Extracts from a graphics dataset
※

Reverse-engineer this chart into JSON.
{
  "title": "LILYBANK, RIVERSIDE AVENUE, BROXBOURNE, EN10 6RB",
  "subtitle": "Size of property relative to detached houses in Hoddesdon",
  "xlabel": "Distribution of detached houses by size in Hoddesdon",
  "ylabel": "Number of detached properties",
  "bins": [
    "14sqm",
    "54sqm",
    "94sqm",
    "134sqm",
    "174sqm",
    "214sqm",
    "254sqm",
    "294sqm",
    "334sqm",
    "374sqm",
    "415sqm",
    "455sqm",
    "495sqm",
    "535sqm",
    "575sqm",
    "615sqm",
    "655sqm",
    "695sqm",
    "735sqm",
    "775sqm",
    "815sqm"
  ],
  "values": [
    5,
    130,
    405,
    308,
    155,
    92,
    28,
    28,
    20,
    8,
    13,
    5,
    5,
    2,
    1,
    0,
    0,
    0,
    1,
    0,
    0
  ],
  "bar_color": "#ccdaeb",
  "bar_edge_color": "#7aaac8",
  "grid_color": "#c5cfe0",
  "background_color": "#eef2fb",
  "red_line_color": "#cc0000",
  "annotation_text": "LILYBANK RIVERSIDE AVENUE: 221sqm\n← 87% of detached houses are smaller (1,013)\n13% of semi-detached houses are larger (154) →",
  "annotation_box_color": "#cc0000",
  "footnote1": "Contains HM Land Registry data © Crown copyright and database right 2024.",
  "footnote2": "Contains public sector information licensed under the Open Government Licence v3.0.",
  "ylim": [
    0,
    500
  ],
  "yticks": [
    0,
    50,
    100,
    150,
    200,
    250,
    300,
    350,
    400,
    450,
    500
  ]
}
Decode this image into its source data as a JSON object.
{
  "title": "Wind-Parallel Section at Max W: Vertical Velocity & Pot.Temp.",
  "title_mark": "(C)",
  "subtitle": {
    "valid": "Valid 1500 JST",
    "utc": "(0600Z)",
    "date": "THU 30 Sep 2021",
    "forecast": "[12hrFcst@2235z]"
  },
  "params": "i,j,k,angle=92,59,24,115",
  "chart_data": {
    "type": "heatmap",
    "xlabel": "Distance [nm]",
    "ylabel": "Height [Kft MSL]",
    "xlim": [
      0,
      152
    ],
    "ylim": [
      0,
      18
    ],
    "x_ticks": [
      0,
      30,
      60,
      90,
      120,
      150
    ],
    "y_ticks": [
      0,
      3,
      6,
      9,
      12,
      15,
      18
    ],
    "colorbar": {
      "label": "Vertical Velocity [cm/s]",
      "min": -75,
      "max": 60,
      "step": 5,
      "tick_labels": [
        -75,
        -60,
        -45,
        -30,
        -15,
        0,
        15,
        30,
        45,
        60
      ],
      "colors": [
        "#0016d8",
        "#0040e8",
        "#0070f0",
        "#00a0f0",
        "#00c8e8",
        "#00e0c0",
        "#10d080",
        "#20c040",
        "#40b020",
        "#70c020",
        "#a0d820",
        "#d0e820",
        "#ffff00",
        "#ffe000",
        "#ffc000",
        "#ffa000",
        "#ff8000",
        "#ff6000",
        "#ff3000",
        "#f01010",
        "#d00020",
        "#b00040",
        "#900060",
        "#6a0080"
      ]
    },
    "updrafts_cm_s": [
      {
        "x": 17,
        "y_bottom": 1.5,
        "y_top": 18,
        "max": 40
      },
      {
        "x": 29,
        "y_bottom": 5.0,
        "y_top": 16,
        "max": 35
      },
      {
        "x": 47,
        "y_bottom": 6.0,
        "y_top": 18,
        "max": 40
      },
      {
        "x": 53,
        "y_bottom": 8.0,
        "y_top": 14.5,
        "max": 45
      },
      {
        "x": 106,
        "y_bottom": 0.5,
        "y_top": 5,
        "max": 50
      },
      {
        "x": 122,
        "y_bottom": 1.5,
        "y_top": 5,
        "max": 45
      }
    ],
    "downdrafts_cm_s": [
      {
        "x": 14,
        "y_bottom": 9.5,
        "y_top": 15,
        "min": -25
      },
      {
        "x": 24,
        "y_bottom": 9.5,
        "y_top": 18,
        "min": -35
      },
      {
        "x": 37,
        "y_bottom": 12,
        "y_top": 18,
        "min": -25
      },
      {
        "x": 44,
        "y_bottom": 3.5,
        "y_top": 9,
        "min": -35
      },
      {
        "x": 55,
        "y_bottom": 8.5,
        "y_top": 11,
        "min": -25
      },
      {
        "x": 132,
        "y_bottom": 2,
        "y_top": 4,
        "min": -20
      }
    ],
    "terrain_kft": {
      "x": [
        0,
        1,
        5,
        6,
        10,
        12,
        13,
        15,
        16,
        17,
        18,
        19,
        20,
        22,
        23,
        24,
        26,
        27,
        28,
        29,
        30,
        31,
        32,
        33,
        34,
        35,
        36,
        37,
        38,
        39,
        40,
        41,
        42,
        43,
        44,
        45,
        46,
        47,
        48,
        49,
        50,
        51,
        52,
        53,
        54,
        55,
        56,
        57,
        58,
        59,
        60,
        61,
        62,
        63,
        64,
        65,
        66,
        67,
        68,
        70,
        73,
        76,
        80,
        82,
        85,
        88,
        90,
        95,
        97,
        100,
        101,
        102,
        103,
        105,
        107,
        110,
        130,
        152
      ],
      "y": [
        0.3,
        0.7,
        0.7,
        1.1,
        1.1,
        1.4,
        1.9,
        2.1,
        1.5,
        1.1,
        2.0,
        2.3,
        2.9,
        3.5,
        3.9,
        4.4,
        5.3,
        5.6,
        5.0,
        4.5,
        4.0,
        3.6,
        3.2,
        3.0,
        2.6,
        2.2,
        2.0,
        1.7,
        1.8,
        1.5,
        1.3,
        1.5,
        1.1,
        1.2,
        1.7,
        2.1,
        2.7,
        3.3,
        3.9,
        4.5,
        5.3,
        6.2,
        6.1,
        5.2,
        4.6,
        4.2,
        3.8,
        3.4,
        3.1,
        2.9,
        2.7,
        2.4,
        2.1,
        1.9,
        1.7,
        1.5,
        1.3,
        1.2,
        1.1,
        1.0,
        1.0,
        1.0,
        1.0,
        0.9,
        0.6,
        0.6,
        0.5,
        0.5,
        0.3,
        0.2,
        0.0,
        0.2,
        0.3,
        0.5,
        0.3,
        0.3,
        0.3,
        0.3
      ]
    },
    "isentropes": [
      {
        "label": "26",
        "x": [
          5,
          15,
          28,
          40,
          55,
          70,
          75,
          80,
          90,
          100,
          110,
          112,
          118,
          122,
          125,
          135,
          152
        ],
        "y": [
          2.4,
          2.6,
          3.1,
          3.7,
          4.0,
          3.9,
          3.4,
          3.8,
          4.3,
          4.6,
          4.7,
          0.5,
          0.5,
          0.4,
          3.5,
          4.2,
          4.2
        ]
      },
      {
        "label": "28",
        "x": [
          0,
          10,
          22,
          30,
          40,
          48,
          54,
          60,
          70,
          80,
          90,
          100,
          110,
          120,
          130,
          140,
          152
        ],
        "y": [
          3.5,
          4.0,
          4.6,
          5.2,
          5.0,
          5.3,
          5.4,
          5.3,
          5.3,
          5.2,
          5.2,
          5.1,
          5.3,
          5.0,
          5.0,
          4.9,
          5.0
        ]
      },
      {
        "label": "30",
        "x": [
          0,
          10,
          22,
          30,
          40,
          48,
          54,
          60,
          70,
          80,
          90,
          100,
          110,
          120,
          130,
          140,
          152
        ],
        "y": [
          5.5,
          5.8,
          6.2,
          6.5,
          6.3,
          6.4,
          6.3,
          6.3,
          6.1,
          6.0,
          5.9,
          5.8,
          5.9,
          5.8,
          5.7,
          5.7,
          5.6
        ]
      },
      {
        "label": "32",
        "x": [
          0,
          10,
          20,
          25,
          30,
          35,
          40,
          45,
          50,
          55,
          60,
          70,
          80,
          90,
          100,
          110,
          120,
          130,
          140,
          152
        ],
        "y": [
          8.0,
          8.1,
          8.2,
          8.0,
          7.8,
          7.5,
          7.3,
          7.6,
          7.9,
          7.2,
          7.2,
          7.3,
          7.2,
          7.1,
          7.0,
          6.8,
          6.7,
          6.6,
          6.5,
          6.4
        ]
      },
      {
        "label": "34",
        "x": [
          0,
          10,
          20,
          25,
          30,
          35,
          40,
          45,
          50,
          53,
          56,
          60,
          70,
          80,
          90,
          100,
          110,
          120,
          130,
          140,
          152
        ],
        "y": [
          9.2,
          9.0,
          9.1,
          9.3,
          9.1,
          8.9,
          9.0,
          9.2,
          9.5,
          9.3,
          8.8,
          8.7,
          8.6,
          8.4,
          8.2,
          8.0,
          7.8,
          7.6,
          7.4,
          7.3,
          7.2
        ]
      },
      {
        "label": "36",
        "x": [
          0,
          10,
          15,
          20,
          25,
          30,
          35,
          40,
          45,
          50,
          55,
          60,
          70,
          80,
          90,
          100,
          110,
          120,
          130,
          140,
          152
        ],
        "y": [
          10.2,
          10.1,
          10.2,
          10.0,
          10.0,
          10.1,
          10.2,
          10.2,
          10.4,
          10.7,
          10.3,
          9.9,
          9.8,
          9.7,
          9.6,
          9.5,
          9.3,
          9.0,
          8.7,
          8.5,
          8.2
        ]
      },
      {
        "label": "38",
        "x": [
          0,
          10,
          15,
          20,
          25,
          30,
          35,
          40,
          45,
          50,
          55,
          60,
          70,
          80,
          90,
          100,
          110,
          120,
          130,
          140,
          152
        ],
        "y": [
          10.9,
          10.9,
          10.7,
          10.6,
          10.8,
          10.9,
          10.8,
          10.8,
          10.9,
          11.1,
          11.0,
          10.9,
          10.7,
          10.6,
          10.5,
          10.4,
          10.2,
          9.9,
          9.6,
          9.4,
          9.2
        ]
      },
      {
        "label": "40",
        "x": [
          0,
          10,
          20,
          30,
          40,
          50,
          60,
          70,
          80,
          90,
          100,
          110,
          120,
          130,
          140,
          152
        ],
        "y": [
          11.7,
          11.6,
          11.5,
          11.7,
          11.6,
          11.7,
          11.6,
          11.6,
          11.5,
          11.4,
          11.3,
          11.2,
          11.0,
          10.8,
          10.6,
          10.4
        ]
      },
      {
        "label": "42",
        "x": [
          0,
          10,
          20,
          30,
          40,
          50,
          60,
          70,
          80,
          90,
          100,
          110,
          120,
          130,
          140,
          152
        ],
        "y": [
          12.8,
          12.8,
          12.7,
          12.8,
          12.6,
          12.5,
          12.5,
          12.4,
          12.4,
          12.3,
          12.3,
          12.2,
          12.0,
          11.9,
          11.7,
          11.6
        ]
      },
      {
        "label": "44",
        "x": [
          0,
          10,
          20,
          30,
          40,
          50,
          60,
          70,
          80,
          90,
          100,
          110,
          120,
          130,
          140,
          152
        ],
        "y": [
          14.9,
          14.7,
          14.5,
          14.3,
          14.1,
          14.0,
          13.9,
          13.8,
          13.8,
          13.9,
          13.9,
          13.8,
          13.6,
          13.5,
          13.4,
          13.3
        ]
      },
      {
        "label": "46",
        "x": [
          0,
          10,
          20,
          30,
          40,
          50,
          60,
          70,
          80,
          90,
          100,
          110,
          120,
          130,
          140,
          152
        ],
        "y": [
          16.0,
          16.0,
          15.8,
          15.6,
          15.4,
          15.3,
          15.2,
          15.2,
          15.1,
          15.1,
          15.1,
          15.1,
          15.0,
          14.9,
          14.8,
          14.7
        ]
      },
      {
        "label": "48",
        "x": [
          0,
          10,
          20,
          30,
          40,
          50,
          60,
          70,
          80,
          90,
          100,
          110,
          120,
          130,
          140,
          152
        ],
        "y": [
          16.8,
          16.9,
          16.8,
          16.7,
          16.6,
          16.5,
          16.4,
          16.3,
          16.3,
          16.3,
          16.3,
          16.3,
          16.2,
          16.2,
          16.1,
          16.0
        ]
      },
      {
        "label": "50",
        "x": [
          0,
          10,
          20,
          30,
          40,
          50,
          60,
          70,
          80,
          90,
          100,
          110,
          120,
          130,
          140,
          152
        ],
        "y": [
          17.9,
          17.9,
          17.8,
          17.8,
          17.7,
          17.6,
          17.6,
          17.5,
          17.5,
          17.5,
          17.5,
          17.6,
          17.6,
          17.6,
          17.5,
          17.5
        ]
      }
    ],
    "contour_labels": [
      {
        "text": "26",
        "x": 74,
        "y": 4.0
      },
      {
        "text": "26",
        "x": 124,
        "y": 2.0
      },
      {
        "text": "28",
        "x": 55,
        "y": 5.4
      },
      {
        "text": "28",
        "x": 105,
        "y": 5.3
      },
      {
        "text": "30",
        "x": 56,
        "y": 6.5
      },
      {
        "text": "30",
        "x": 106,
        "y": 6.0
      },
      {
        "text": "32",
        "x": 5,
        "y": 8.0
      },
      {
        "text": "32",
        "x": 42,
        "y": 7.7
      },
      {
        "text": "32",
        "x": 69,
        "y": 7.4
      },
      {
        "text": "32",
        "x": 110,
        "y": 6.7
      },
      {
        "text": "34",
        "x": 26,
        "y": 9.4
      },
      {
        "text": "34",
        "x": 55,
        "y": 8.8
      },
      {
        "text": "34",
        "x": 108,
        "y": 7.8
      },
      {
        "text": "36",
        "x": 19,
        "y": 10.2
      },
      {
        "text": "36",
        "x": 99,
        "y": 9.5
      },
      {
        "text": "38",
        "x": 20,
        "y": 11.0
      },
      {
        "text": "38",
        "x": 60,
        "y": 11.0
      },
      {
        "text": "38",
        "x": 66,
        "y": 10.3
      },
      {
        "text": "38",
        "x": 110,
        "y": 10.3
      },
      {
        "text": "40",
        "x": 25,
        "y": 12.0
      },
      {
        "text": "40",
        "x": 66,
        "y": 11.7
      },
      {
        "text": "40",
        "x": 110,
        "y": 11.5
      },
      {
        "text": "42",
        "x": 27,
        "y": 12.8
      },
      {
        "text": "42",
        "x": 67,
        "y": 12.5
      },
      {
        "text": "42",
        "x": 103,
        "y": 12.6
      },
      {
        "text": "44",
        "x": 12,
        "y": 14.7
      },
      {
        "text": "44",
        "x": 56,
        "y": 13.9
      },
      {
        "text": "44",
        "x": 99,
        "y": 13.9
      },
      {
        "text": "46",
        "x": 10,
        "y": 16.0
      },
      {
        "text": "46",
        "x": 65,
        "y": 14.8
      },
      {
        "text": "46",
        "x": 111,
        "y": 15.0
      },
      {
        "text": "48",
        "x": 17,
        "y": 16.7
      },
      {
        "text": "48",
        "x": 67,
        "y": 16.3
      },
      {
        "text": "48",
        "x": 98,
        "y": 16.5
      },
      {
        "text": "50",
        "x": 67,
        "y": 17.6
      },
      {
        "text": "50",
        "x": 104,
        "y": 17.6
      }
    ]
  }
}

※

- WHAT THE TASK REQUIRES -
Find all lines where the word "into" appears. Copy them.

- FULL OUTPUT -
Reverse-engineer this chart into JSON.
Decode this image into its source data as a JSON object.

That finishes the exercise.